** Given task **
Each line that follows is to be retyped exactly.

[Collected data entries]
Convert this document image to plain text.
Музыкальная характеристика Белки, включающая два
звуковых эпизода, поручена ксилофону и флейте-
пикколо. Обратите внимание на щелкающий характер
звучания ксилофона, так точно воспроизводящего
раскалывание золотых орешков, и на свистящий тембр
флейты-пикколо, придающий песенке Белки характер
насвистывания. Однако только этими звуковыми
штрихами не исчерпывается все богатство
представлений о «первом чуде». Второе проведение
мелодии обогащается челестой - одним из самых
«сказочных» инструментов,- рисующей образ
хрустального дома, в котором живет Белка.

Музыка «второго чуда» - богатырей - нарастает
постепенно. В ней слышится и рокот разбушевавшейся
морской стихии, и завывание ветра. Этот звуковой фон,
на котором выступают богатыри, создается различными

** Solution to this exercise **
Convert this document image to plain text.
Музыкальная характеристика Белки, включающая два
звуковых эпизода, поручена ксилофону и флейте-
пикколо. Обратите внимание на щелкающий характер
звучания ксилофона, так точно воспроизводящего
раскалывание золотых орешков, и на свистящий тембр
флейты-пикколо, придающий песенке Белки характер
насвистывания. Однако только этими звуковыми
штрихами не исчерпывается все богатство
представлений о «первом чуде». Второе проведение
мелодии обогащается челестой - одним из самых
«сказочных» инструментов,- рисующей образ
хрустального дома, в котором живет Белка.

Музыка «второго чуда» - богатырей - нарастает
постепенно. В ней слышится и рокот разбушевавшейся
морской стихии, и завывание ветра. Этот звуковой фон,
на котором выступают богатыри, создается различными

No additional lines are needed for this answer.